* [Data records]:
----

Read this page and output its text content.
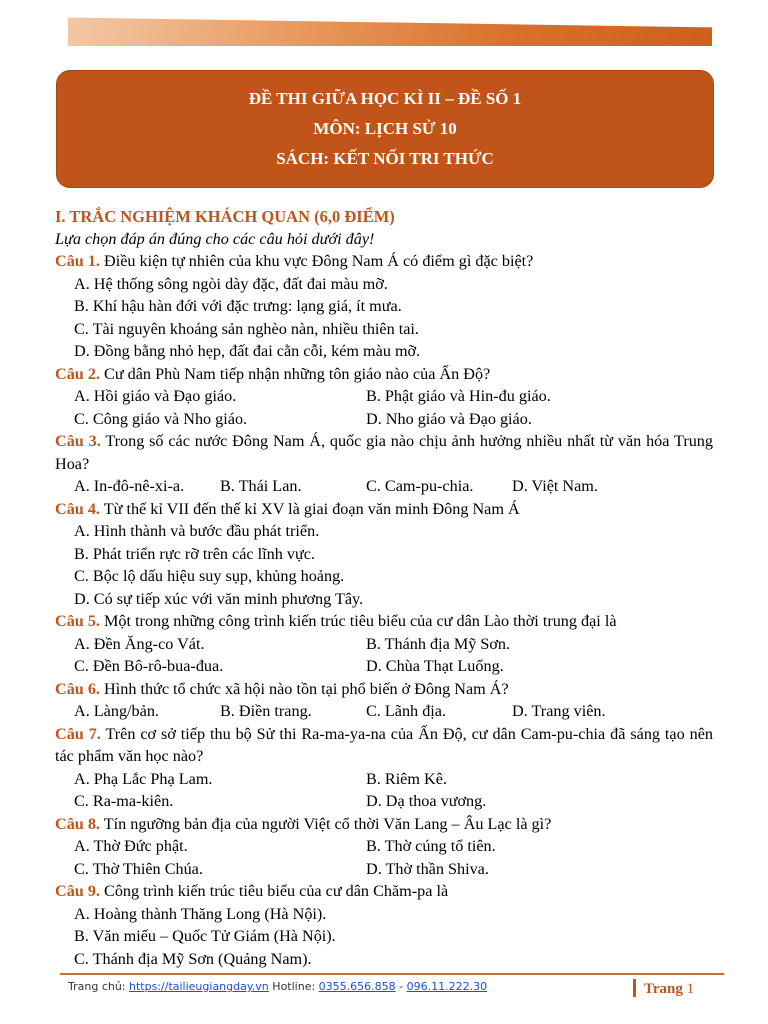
ĐỀ THI GIỮA HỌC KÌ II – ĐỀ SỐ 1
MÔN: LỊCH SỬ 10
SÁCH: KẾT NỐI TRI THỨC
I. TRẮC NGHIỆM KHÁCH QUAN (6,0 ĐIỂM)
Lựa chọn đáp án đúng cho các câu hỏi dưới đây!
Câu 1. Điều kiện tự nhiên của khu vực Đông Nam Á có điểm gì đặc biệt?
A. Hệ thống sông ngòi dày đặc, đất đai màu mỡ.
B. Khí hậu hàn đới với đặc trưng: lạng giá, ít mưa.
C. Tài nguyên khoáng sản nghèo nàn, nhiều thiên tai.
D. Đồng bằng nhỏ hẹp, đất đai cằn cỗi, kém màu mỡ.
Câu 2. Cư dân Phù Nam tiếp nhận những tôn giáo nào của Ấn Độ?
A. Hồi giáo và Đạo giáo.	B. Phật giáo và Hin-đu giáo.
C. Công giáo và Nho giáo.	D. Nho giáo và Đạo giáo.
Câu 3. Trong số các nước Đông Nam Á, quốc gia nào chịu ảnh hưởng nhiều nhất từ văn hóa Trung Hoa?
A. In-đô-nê-xi-a.	B. Thái Lan.	C. Cam-pu-chia.	D. Việt Nam.
Câu 4. Từ thế kỉ VII đến thế kỉ XV là giai đoạn văn minh Đông Nam Á
A. Hình thành và bước đầu phát triển.
B. Phát triển rực rỡ trên các lĩnh vực.
C. Bộc lộ dấu hiệu suy sụp, khủng hoảng.
D. Có sự tiếp xúc với văn minh phương Tây.
Câu 5. Một trong những công trình kiến trúc tiêu biểu của cư dân Lào thời trung đại là
A. Đền Ăng-co Vát.	B. Thánh địa Mỹ Sơn.
C. Đền Bô-rô-bua-đua.	D. Chùa Thạt Luổng.
Câu 6. Hình thức tổ chức xã hội nào tồn tại phổ biến ở Đông Nam Á?
A. Làng/bản.	B. Điền trang.	C. Lãnh địa.	D. Trang viên.
Câu 7. Trên cơ sở tiếp thu bộ Sử thi Ra-ma-ya-na của Ấn Độ, cư dân Cam-pu-chia đã sáng tạo nên tác phẩm văn học nào?
A. Phạ Lắc Phạ Lam.	B. Riêm Kê.
C. Ra-ma-kiên.	D. Dạ thoa vương.
Câu 8. Tín ngưỡng bản địa của người Việt cổ thời Văn Lang – Âu Lạc là gì?
A. Thờ Đức phật.	B. Thờ cúng tổ tiên.
C. Thờ Thiên Chúa.	D. Thờ thần Shiva.
Câu 9. Công trình kiến trúc tiêu biểu của cư dân Chăm-pa là
A. Hoàng thành Thăng Long (Hà Nội).
B. Văn miếu – Quốc Tử Giám (Hà Nội).
C. Thánh địa Mỹ Sơn (Quảng Nam).
Trang chủ: https://tailieugiangday.vn Hotline: 0355.656.858 - 096.11.222.30	Trang 1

----

* [Set exercise]: Transcribe the full listing character for character. Pictures are excluded.

* [Correct response]:
Read this page and output its text content.
ĐỀ THI GIỮA HỌC KÌ II – ĐỀ SỐ 1
MÔN: LỊCH SỬ 10
SÁCH: KẾT NỐI TRI THỨC
I. TRẮC NGHIỆM KHÁCH QUAN (6,0 ĐIỂM)
Lựa chọn đáp án đúng cho các câu hỏi dưới đây!
Câu 1. Điều kiện tự nhiên của khu vực Đông Nam Á có điểm gì đặc biệt?
A. Hệ thống sông ngòi dày đặc, đất đai màu mỡ.
B. Khí hậu hàn đới với đặc trưng: lạng giá, ít mưa.
C. Tài nguyên khoáng sản nghèo nàn, nhiều thiên tai.
D. Đồng bằng nhỏ hẹp, đất đai cằn cỗi, kém màu mỡ.
Câu 2. Cư dân Phù Nam tiếp nhận những tôn giáo nào của Ấn Độ?
A. Hồi giáo và Đạo giáo.	B. Phật giáo và Hin-đu giáo.
C. Công giáo và Nho giáo.	D. Nho giáo và Đạo giáo.
Câu 3. Trong số các nước Đông Nam Á, quốc gia nào chịu ảnh hưởng nhiều nhất từ văn hóa Trung Hoa?
A. In-đô-nê-xi-a.	B. Thái Lan.	C. Cam-pu-chia.	D. Việt Nam.
Câu 4. Từ thế kỉ VII đến thế kỉ XV là giai đoạn văn minh Đông Nam Á
A. Hình thành và bước đầu phát triển.
B. Phát triển rực rỡ trên các lĩnh vực.
C. Bộc lộ dấu hiệu suy sụp, khủng hoảng.
D. Có sự tiếp xúc với văn minh phương Tây.
Câu 5. Một trong những công trình kiến trúc tiêu biểu của cư dân Lào thời trung đại là
A. Đền Ăng-co Vát.	B. Thánh địa Mỹ Sơn.
C. Đền Bô-rô-bua-đua.	D. Chùa Thạt Luổng.
Câu 6. Hình thức tổ chức xã hội nào tồn tại phổ biến ở Đông Nam Á?
A. Làng/bản.	B. Điền trang.	C. Lãnh địa.	D. Trang viên.
Câu 7. Trên cơ sở tiếp thu bộ Sử thi Ra-ma-ya-na của Ấn Độ, cư dân Cam-pu-chia đã sáng tạo nên tác phẩm văn học nào?
A. Phạ Lắc Phạ Lam.	B. Riêm Kê.
C. Ra-ma-kiên.	D. Dạ thoa vương.
Câu 8. Tín ngưỡng bản địa của người Việt cổ thời Văn Lang – Âu Lạc là gì?
A. Thờ Đức phật.	B. Thờ cúng tổ tiên.
C. Thờ Thiên Chúa.	D. Thờ thần Shiva.
Câu 9. Công trình kiến trúc tiêu biểu của cư dân Chăm-pa là
A. Hoàng thành Thăng Long (Hà Nội).
B. Văn miếu – Quốc Tử Giám (Hà Nội).
C. Thánh địa Mỹ Sơn (Quảng Nam).
Trang chủ: https://tailieugiangday.vn Hotline: 0355.656.858 - 096.11.222.30	Trang 1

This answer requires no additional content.